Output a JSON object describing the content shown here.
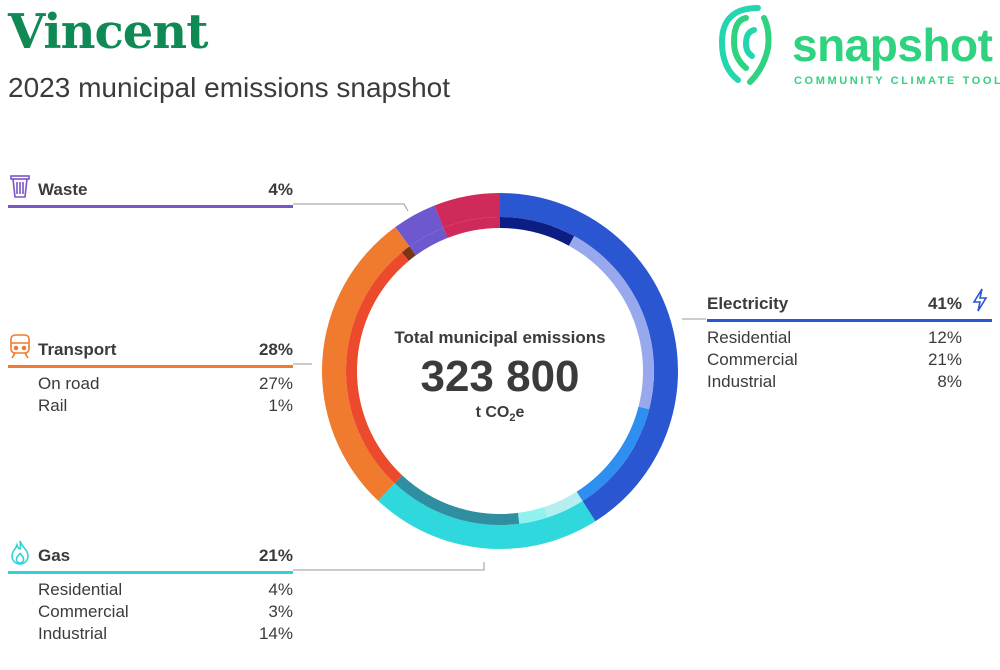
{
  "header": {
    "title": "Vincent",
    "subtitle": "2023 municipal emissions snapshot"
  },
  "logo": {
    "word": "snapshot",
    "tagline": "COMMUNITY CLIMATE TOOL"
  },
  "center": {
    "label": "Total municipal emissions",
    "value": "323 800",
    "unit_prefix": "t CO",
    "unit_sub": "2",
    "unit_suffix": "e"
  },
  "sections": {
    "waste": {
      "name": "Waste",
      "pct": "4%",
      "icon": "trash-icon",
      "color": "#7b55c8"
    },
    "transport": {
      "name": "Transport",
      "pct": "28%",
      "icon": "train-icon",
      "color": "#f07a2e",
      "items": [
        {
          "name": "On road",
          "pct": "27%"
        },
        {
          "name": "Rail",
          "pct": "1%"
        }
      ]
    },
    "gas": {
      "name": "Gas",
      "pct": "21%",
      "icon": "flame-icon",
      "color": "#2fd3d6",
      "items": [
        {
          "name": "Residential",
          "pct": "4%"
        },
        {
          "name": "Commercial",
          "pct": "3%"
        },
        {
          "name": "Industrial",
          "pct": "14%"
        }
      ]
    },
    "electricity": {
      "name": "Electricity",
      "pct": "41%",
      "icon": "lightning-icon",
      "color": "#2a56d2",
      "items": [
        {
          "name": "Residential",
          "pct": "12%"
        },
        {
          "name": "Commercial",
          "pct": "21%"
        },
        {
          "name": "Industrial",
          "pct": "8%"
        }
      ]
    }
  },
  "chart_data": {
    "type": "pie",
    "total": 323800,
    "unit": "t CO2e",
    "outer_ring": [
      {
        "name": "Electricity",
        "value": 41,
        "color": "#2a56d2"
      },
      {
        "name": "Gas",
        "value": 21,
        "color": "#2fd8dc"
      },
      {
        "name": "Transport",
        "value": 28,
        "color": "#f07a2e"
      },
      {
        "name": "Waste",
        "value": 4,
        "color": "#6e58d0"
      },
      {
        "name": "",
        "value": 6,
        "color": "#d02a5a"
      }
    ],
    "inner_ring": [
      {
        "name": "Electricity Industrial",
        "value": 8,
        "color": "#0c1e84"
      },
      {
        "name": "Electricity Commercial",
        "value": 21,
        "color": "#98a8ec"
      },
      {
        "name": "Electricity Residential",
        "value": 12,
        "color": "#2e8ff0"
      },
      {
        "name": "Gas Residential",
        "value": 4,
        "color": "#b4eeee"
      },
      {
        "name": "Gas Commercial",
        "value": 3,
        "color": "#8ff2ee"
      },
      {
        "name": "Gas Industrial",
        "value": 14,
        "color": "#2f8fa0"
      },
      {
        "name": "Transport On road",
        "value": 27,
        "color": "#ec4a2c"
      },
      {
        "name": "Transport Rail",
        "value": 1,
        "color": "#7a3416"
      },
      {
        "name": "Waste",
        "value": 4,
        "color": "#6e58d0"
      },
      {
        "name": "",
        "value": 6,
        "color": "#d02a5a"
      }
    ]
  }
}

=-=-=

#### Do this:
Reproduce each record above by retyping it exactly; omit all images.

#### Final result:
Output a JSON object describing the content shown here.
{
  "header": {
    "title": "Vincent",
    "subtitle": "2023 municipal emissions snapshot"
  },
  "logo": {
    "word": "snapshot",
    "tagline": "COMMUNITY CLIMATE TOOL"
  },
  "center": {
    "label": "Total municipal emissions",
    "value": "323 800",
    "unit_prefix": "t CO",
    "unit_sub": "2",
    "unit_suffix": "e"
  },
  "sections": {
    "waste": {
      "name": "Waste",
      "pct": "4%",
      "icon": "trash-icon",
      "color": "#7b55c8"
    },
    "transport": {
      "name": "Transport",
      "pct": "28%",
      "icon": "train-icon",
      "color": "#f07a2e",
      "items": [
        {
          "name": "On road",
          "pct": "27%"
        },
        {
          "name": "Rail",
          "pct": "1%"
        }
      ]
    },
    "gas": {
      "name": "Gas",
      "pct": "21%",
      "icon": "flame-icon",
      "color": "#2fd3d6",
      "items": [
        {
          "name": "Residential",
          "pct": "4%"
        },
        {
          "name": "Commercial",
          "pct": "3%"
        },
        {
          "name": "Industrial",
          "pct": "14%"
        }
      ]
    },
    "electricity": {
      "name": "Electricity",
      "pct": "41%",
      "icon": "lightning-icon",
      "color": "#2a56d2",
      "items": [
        {
          "name": "Residential",
          "pct": "12%"
        },
        {
          "name": "Commercial",
          "pct": "21%"
        },
        {
          "name": "Industrial",
          "pct": "8%"
        }
      ]
    }
  },
  "chart_data": {
    "type": "pie",
    "total": 323800,
    "unit": "t CO2e",
    "outer_ring": [
      {
        "name": "Electricity",
        "value": 41,
        "color": "#2a56d2"
      },
      {
        "name": "Gas",
        "value": 21,
        "color": "#2fd8dc"
      },
      {
        "name": "Transport",
        "value": 28,
        "color": "#f07a2e"
      },
      {
        "name": "Waste",
        "value": 4,
        "color": "#6e58d0"
      },
      {
        "name": "",
        "value": 6,
        "color": "#d02a5a"
      }
    ],
    "inner_ring": [
      {
        "name": "Electricity Industrial",
        "value": 8,
        "color": "#0c1e84"
      },
      {
        "name": "Electricity Commercial",
        "value": 21,
        "color": "#98a8ec"
      },
      {
        "name": "Electricity Residential",
        "value": 12,
        "color": "#2e8ff0"
      },
      {
        "name": "Gas Residential",
        "value": 4,
        "color": "#b4eeee"
      },
      {
        "name": "Gas Commercial",
        "value": 3,
        "color": "#8ff2ee"
      },
      {
        "name": "Gas Industrial",
        "value": 14,
        "color": "#2f8fa0"
      },
      {
        "name": "Transport On road",
        "value": 27,
        "color": "#ec4a2c"
      },
      {
        "name": "Transport Rail",
        "value": 1,
        "color": "#7a3416"
      },
      {
        "name": "Waste",
        "value": 4,
        "color": "#6e58d0"
      },
      {
        "name": "",
        "value": 6,
        "color": "#d02a5a"
      }
    ]
  }
}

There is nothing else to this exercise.